- [Work to complete]
Reproduce every line of the listing as written, apart from the pictures.

--- Start ---

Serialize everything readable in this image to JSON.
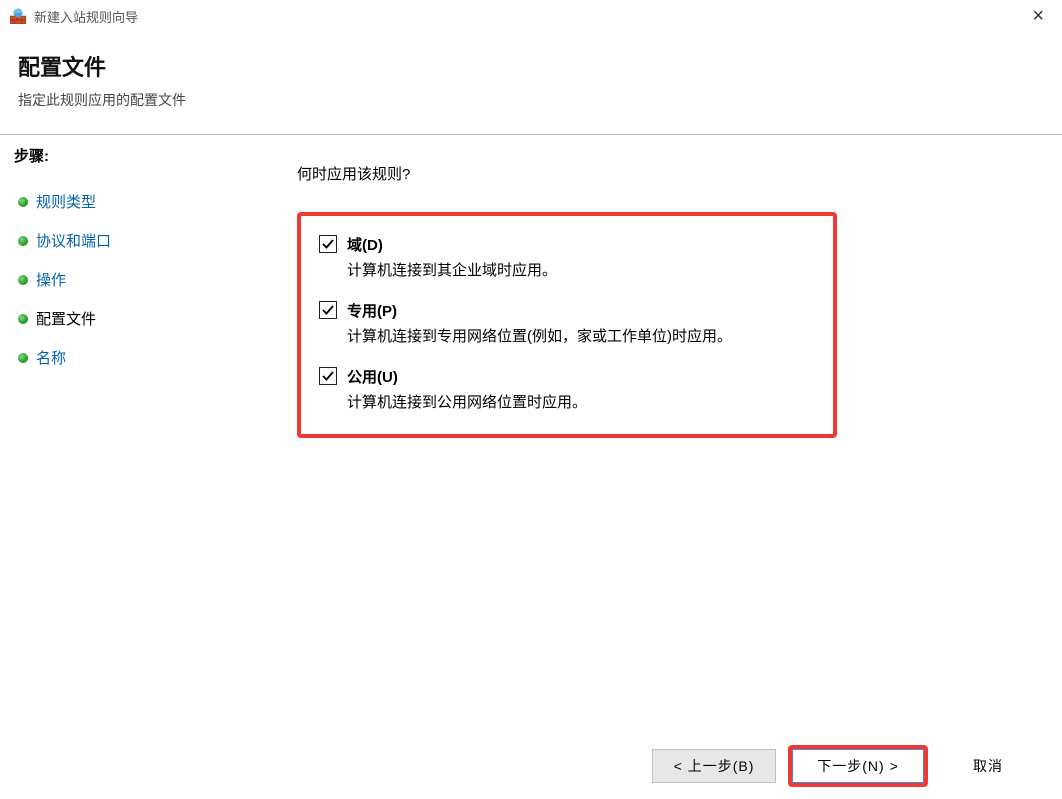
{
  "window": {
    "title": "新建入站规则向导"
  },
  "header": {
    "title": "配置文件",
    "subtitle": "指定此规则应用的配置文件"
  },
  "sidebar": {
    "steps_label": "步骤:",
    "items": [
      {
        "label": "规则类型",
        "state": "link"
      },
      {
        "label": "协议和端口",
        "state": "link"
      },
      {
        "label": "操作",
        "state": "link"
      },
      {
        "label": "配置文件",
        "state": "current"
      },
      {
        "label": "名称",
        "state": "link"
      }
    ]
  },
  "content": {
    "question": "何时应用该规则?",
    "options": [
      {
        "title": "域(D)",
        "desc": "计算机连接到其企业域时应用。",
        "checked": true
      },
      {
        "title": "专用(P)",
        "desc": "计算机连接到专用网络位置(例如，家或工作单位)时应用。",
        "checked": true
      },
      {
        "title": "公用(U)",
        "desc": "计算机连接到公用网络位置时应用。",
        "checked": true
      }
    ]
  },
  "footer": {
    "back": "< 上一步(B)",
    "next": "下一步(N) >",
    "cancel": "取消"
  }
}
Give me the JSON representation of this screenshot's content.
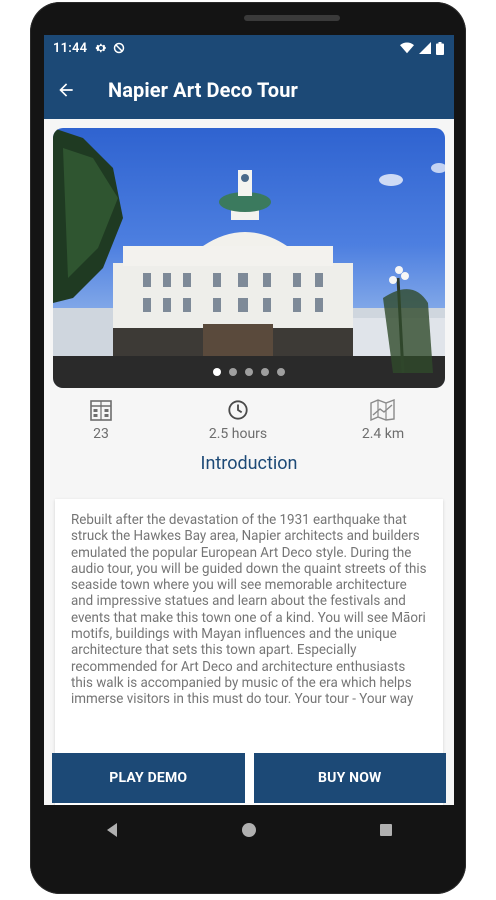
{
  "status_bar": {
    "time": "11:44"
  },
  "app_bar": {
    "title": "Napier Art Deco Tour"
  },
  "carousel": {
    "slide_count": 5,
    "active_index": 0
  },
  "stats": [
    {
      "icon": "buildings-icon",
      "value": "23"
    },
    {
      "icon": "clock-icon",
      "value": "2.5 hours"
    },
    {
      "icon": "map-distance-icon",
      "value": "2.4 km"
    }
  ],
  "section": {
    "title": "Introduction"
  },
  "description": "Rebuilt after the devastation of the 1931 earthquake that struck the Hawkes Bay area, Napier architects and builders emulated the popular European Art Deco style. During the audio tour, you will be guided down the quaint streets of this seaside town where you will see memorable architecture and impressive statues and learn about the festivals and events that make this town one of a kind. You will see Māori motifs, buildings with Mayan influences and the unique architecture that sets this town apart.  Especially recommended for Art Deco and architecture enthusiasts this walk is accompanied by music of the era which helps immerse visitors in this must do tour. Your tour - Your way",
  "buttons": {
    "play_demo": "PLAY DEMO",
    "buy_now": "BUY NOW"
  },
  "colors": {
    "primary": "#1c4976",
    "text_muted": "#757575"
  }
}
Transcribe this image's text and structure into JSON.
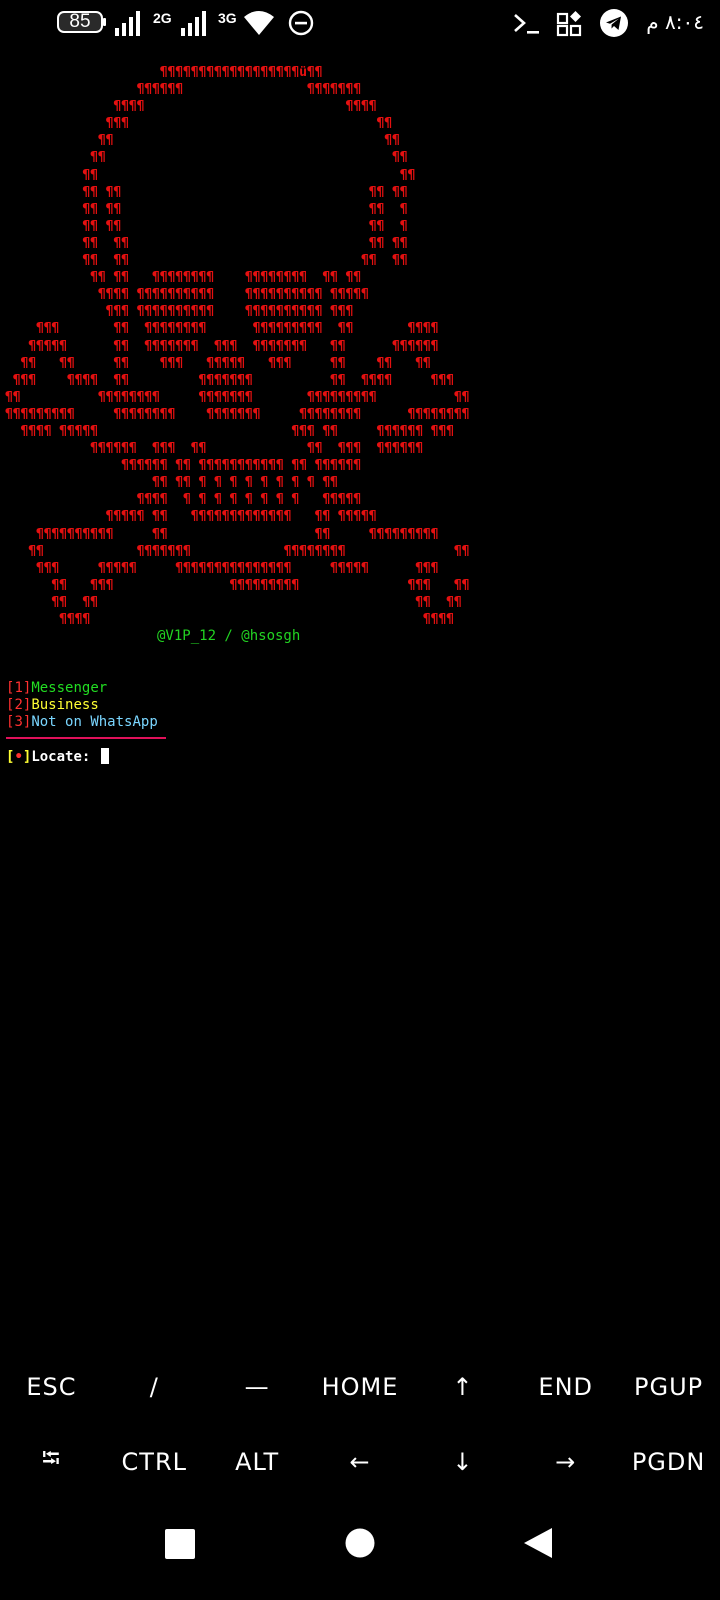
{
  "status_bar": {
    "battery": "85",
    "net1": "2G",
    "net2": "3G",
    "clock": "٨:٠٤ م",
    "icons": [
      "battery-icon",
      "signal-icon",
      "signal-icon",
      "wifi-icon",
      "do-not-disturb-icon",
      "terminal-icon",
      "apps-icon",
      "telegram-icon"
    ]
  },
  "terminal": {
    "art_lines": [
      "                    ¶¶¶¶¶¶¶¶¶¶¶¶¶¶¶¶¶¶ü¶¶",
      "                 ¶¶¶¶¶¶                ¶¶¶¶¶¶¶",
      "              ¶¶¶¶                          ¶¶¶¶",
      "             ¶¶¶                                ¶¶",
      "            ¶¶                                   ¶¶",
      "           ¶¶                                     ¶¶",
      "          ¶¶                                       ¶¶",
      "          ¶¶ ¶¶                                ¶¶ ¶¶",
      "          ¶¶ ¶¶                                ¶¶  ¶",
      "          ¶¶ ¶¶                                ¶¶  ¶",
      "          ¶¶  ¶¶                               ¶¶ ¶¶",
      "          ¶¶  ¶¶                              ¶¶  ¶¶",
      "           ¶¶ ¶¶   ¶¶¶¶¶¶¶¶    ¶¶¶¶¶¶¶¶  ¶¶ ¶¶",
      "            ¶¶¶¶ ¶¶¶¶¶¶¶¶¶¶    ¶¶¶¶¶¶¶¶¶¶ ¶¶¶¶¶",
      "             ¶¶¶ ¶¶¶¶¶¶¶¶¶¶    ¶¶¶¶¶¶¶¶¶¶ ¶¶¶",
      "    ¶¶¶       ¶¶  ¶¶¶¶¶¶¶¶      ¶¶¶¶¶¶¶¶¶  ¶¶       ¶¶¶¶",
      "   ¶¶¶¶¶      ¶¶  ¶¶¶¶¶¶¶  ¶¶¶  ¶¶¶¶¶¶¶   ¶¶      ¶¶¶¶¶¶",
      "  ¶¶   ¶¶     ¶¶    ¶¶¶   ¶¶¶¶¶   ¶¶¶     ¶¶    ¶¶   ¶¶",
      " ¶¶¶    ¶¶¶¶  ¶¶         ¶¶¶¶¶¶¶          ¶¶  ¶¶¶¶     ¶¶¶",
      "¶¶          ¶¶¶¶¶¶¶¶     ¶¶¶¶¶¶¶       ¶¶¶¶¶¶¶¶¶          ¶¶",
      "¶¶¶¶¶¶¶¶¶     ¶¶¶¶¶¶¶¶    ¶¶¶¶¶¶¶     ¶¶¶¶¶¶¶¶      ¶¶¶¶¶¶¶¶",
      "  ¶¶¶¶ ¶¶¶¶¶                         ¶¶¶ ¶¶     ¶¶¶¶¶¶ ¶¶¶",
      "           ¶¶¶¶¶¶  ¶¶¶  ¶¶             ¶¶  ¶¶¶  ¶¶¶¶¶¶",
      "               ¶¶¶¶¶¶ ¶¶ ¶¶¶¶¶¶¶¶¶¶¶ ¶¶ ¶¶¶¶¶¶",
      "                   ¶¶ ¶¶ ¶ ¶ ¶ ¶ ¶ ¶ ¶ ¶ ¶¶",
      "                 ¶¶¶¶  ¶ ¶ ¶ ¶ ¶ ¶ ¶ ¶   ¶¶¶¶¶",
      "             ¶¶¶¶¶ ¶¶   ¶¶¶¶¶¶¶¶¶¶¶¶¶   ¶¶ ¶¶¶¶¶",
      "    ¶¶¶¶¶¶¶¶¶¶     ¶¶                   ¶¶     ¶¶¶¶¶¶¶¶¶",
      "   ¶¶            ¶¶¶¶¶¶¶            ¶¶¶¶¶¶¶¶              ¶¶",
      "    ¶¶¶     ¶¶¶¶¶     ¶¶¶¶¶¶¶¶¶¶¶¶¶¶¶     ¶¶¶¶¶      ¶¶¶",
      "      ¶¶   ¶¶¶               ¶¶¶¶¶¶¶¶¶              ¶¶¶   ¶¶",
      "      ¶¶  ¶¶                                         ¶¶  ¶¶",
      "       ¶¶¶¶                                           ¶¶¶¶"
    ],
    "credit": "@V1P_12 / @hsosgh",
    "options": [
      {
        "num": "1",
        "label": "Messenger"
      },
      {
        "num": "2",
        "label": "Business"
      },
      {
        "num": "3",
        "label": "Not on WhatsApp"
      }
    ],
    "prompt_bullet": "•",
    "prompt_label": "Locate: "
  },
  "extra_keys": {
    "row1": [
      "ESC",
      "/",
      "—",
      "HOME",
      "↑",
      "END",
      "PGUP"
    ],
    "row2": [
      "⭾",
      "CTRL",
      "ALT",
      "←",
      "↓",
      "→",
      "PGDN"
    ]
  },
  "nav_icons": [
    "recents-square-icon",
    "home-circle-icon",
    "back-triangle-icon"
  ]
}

--- End ---

- [Answer in full]
Serialize everything readable in this image to JSON.
{
  "window": {
    "title": "新建入站规则向导"
  },
  "header": {
    "title": "配置文件",
    "subtitle": "指定此规则应用的配置文件"
  },
  "sidebar": {
    "steps_label": "步骤:",
    "items": [
      {
        "label": "规则类型",
        "state": "link"
      },
      {
        "label": "协议和端口",
        "state": "link"
      },
      {
        "label": "操作",
        "state": "link"
      },
      {
        "label": "配置文件",
        "state": "current"
      },
      {
        "label": "名称",
        "state": "link"
      }
    ]
  },
  "content": {
    "question": "何时应用该规则?",
    "options": [
      {
        "title": "域(D)",
        "desc": "计算机连接到其企业域时应用。",
        "checked": true
      },
      {
        "title": "专用(P)",
        "desc": "计算机连接到专用网络位置(例如，家或工作单位)时应用。",
        "checked": true
      },
      {
        "title": "公用(U)",
        "desc": "计算机连接到公用网络位置时应用。",
        "checked": true
      }
    ]
  },
  "footer": {
    "back": "< 上一步(B)",
    "next": "下一步(N) >",
    "cancel": "取消"
  }
}
Give me the JSON representation of this screenshot's content.
{
  "status_bar": {
    "time": "11:44"
  },
  "app_bar": {
    "title": "Napier Art Deco Tour"
  },
  "carousel": {
    "slide_count": 5,
    "active_index": 0
  },
  "stats": [
    {
      "icon": "buildings-icon",
      "value": "23"
    },
    {
      "icon": "clock-icon",
      "value": "2.5 hours"
    },
    {
      "icon": "map-distance-icon",
      "value": "2.4 km"
    }
  ],
  "section": {
    "title": "Introduction"
  },
  "description": "Rebuilt after the devastation of the 1931 earthquake that struck the Hawkes Bay area, Napier architects and builders emulated the popular European Art Deco style. During the audio tour, you will be guided down the quaint streets of this seaside town where you will see memorable architecture and impressive statues and learn about the festivals and events that make this town one of a kind. You will see Māori motifs, buildings with Mayan influences and the unique architecture that sets this town apart.  Especially recommended for Art Deco and architecture enthusiasts this walk is accompanied by music of the era which helps immerse visitors in this must do tour. Your tour - Your way",
  "buttons": {
    "play_demo": "PLAY DEMO",
    "buy_now": "BUY NOW"
  },
  "colors": {
    "primary": "#1c4976",
    "text_muted": "#757575"
  }
}
Transcribe this image's text and structure into JSON.
{
  "status_bar": {
    "battery": "85",
    "net1": "2G",
    "net2": "3G",
    "clock": "٨:٠٤ م",
    "icons": [
      "battery-icon",
      "signal-icon",
      "signal-icon",
      "wifi-icon",
      "do-not-disturb-icon",
      "terminal-icon",
      "apps-icon",
      "telegram-icon"
    ]
  },
  "terminal": {
    "art_lines": [
      "                    ¶¶¶¶¶¶¶¶¶¶¶¶¶¶¶¶¶¶ü¶¶",
      "                 ¶¶¶¶¶¶                ¶¶¶¶¶¶¶",
      "              ¶¶¶¶                          ¶¶¶¶",
      "             ¶¶¶                                ¶¶",
      "            ¶¶                                   ¶¶",
      "           ¶¶                                     ¶¶",
      "          ¶¶                                       ¶¶",
      "          ¶¶ ¶¶                                ¶¶ ¶¶",
      "          ¶¶ ¶¶                                ¶¶  ¶",
      "          ¶¶ ¶¶                                ¶¶  ¶",
      "          ¶¶  ¶¶                               ¶¶ ¶¶",
      "          ¶¶  ¶¶                              ¶¶  ¶¶",
      "           ¶¶ ¶¶   ¶¶¶¶¶¶¶¶    ¶¶¶¶¶¶¶¶  ¶¶ ¶¶",
      "            ¶¶¶¶ ¶¶¶¶¶¶¶¶¶¶    ¶¶¶¶¶¶¶¶¶¶ ¶¶¶¶¶",
      "             ¶¶¶ ¶¶¶¶¶¶¶¶¶¶    ¶¶¶¶¶¶¶¶¶¶ ¶¶¶",
      "    ¶¶¶       ¶¶  ¶¶¶¶¶¶¶¶      ¶¶¶¶¶¶¶¶¶  ¶¶       ¶¶¶¶",
      "   ¶¶¶¶¶      ¶¶  ¶¶¶¶¶¶¶  ¶¶¶  ¶¶¶¶¶¶¶   ¶¶      ¶¶¶¶¶¶",
      "  ¶¶   ¶¶     ¶¶    ¶¶¶   ¶¶¶¶¶   ¶¶¶     ¶¶    ¶¶   ¶¶",
      " ¶¶¶    ¶¶¶¶  ¶¶         ¶¶¶¶¶¶¶          ¶¶  ¶¶¶¶     ¶¶¶",
      "¶¶          ¶¶¶¶¶¶¶¶     ¶¶¶¶¶¶¶       ¶¶¶¶¶¶¶¶¶          ¶¶",
      "¶¶¶¶¶¶¶¶¶     ¶¶¶¶¶¶¶¶    ¶¶¶¶¶¶¶     ¶¶¶¶¶¶¶¶      ¶¶¶¶¶¶¶¶",
      "  ¶¶¶¶ ¶¶¶¶¶                         ¶¶¶ ¶¶     ¶¶¶¶¶¶ ¶¶¶",
      "           ¶¶¶¶¶¶  ¶¶¶  ¶¶             ¶¶  ¶¶¶  ¶¶¶¶¶¶",
      "               ¶¶¶¶¶¶ ¶¶ ¶¶¶¶¶¶¶¶¶¶¶ ¶¶ ¶¶¶¶¶¶",
      "                   ¶¶ ¶¶ ¶ ¶ ¶ ¶ ¶ ¶ ¶ ¶ ¶¶",
      "                 ¶¶¶¶  ¶ ¶ ¶ ¶ ¶ ¶ ¶ ¶   ¶¶¶¶¶",
      "             ¶¶¶¶¶ ¶¶   ¶¶¶¶¶¶¶¶¶¶¶¶¶   ¶¶ ¶¶¶¶¶",
      "    ¶¶¶¶¶¶¶¶¶¶     ¶¶                   ¶¶     ¶¶¶¶¶¶¶¶¶",
      "   ¶¶            ¶¶¶¶¶¶¶            ¶¶¶¶¶¶¶¶              ¶¶",
      "    ¶¶¶     ¶¶¶¶¶     ¶¶¶¶¶¶¶¶¶¶¶¶¶¶¶     ¶¶¶¶¶      ¶¶¶",
      "      ¶¶   ¶¶¶               ¶¶¶¶¶¶¶¶¶              ¶¶¶   ¶¶",
      "      ¶¶  ¶¶                                         ¶¶  ¶¶",
      "       ¶¶¶¶                                           ¶¶¶¶"
    ],
    "credit": "@V1P_12 / @hsosgh",
    "options": [
      {
        "num": "1",
        "label": "Messenger"
      },
      {
        "num": "2",
        "label": "Business"
      },
      {
        "num": "3",
        "label": "Not on WhatsApp"
      }
    ],
    "prompt_bullet": "•",
    "prompt_label": "Locate: "
  },
  "extra_keys": {
    "row1": [
      "ESC",
      "/",
      "—",
      "HOME",
      "↑",
      "END",
      "PGUP"
    ],
    "row2": [
      "⭾",
      "CTRL",
      "ALT",
      "←",
      "↓",
      "→",
      "PGDN"
    ]
  },
  "nav_icons": [
    "recents-square-icon",
    "home-circle-icon",
    "back-triangle-icon"
  ]
}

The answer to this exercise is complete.